Court Opinion

ID: 9469143
Source: CourtListenerOpinion
Date Created: 2023-08-05 02:33:07.920529+00
Date Added: 2024-06-11T17:41:14.725559
License: Public Domain

MURNAGHAN, Circuit Judge,
dissenting:
Regrettably, I find myself unable to concur in the principal proposition for which the majority panel opinion stands. Despite a single decision in the Third Circuit Court of Appeals, In re Grand Jury Proceedings (Schofield), 486 F.2d 85 (3d Cir. 1973), to the contrary, it appears well established by authority, and on reflection well grounded in principle, that the grand jury should be free to subpoena without preliminarily, on a generalized basis, being required to justify the relevance and necessity of its action.1 Citizenship confers many benefits. It also imputes certain responsibilities, one of which is to aid the government’s search for information. It is sufficiently more likely than not that the search will be for relevant information properly disclosable to relieve the grand jury and government prosecutors of a requirement, applicable in every case, that they first establish probable cause. See, e.g., In re Grand Jury Investigation (McLean), 565 F.2d 318, 320 (5th Cir. 1977) (“In the absence of any witness asserting harassment or prosecutorial misuse of the system, we will not impose upon the government or the district courts any preliminary requirements which would impede the grand jury’s investigative powers.”); In re Grand Jury Proceedings (Hergenroeder), *1013555 F.2d 686, 686 (9th Cir. 1977) (“In view of the presumption that the government obeys the law, we see no reason to inject into routine grand jury investigations the delay and imposition upon district courts that will be opened up by a rule institutionalizing these disclaiming affidavits.”).
That is, emphatically, not to say that, where the prospective witness in fact assumes the burdens of going forward and of persuasion and establishes prima facie that the testimony should not be compelled, the evidence nevertheless must be produced. It all comes down to the choice as to which way the presumption should run. I cannot accept a blanket presumption of irregularity, and the resulting rule that proof of probable cause must precede production of any evidence subpoenaed by the grand jury.

PROVIDED RECORDS:

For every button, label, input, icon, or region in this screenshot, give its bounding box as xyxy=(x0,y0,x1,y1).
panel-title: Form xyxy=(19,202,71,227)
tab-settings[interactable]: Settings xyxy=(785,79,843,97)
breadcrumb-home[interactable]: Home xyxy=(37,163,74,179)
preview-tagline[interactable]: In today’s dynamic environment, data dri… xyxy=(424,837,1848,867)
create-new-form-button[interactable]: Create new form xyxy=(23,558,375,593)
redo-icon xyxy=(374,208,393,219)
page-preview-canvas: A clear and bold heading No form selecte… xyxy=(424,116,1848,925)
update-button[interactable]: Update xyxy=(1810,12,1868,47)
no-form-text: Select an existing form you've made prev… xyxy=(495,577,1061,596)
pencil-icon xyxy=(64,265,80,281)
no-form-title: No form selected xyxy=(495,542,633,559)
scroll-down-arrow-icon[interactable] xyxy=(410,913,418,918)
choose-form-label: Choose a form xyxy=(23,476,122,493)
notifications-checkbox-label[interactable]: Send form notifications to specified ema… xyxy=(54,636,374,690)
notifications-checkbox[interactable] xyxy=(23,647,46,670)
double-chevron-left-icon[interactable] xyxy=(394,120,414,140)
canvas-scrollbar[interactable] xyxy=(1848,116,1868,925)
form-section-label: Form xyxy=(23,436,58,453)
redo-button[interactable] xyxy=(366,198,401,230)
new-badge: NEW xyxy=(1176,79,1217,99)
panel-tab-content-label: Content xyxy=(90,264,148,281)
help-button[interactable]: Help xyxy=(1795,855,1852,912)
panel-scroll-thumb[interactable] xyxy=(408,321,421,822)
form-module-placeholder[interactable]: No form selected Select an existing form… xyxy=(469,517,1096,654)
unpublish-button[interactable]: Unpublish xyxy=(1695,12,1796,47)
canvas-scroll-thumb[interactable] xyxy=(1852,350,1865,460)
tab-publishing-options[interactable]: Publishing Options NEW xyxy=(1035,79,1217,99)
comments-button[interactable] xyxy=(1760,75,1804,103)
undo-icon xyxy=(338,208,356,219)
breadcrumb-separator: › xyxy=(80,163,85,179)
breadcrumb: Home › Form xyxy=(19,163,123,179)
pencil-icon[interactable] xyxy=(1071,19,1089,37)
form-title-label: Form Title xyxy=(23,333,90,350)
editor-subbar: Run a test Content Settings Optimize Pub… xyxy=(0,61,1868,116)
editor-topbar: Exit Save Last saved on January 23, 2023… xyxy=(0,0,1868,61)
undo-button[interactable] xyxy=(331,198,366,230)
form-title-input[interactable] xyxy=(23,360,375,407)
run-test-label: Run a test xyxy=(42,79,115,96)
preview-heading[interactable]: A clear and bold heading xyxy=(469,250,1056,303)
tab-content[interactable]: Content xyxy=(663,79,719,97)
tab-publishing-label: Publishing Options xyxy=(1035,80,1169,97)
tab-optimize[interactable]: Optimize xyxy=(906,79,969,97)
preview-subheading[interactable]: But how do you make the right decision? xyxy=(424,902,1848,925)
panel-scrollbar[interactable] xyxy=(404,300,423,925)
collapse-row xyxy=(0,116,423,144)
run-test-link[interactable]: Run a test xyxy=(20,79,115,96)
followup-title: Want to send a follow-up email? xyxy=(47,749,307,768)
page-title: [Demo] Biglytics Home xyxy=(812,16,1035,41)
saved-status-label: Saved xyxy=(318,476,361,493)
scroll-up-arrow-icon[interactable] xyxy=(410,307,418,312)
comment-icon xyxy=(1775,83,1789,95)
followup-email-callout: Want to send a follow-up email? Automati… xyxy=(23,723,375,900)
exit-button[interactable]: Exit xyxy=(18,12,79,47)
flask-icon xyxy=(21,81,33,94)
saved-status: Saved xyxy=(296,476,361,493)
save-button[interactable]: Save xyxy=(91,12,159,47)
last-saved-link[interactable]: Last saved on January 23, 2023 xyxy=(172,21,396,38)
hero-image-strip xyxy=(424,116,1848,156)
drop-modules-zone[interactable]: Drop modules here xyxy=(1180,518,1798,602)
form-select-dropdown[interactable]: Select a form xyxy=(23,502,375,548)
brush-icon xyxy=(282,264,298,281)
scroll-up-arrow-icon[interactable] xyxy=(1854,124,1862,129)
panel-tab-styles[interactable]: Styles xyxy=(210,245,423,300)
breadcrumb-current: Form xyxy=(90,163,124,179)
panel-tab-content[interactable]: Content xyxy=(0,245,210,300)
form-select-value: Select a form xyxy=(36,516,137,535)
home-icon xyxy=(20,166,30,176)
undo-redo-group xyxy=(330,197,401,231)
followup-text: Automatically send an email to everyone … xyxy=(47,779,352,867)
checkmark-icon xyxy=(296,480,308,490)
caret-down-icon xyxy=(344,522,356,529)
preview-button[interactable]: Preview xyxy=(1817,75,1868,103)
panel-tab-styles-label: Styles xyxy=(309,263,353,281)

ACTIVITY: After the records, continue the dissent from where it stops.

RESPONSE:
Of course, the members of the panel majority purport to restrict the decision to the case before us, one in which the subpoena issues to counsel for someone who is a target of grand jury inquiry. However, once such a doctrine is accepted with respect to lawyers, it will not be long before well-founded notions of equality will require the extension to all persons of a doctrine which is ill-conceived even if limited to attorneys. It does not do to speak with pride of equality under the law, at the same time creating a preferential or “ennobled” status for lawyers.
Here we are confronted with payments and receipts of a lawyer in connection with his representation of the grand jury’s target, Leon Harvey. The government foolishly, from a strategic point of view, has sought to conceal the objectives for the subpoena, and it may well be that the district judge may have occasion to conclude that the prospective witness has carried the requisite burden to show that the subpoena, considered on an item-by-item or category-by-category basis, should be quashed, in whole or in part. However, it is in the trial court and not at the appellate level that factual issues pertinent to inquiries of that type should be resolved. I humbly suggest that we make a bad mistake, invading the province of the district court, in establishing a blanket rule that the burden of showing good cause must generally be met by the government before it can ever subpoena a lawyer who has an on-going representational relationship with a grand jury target.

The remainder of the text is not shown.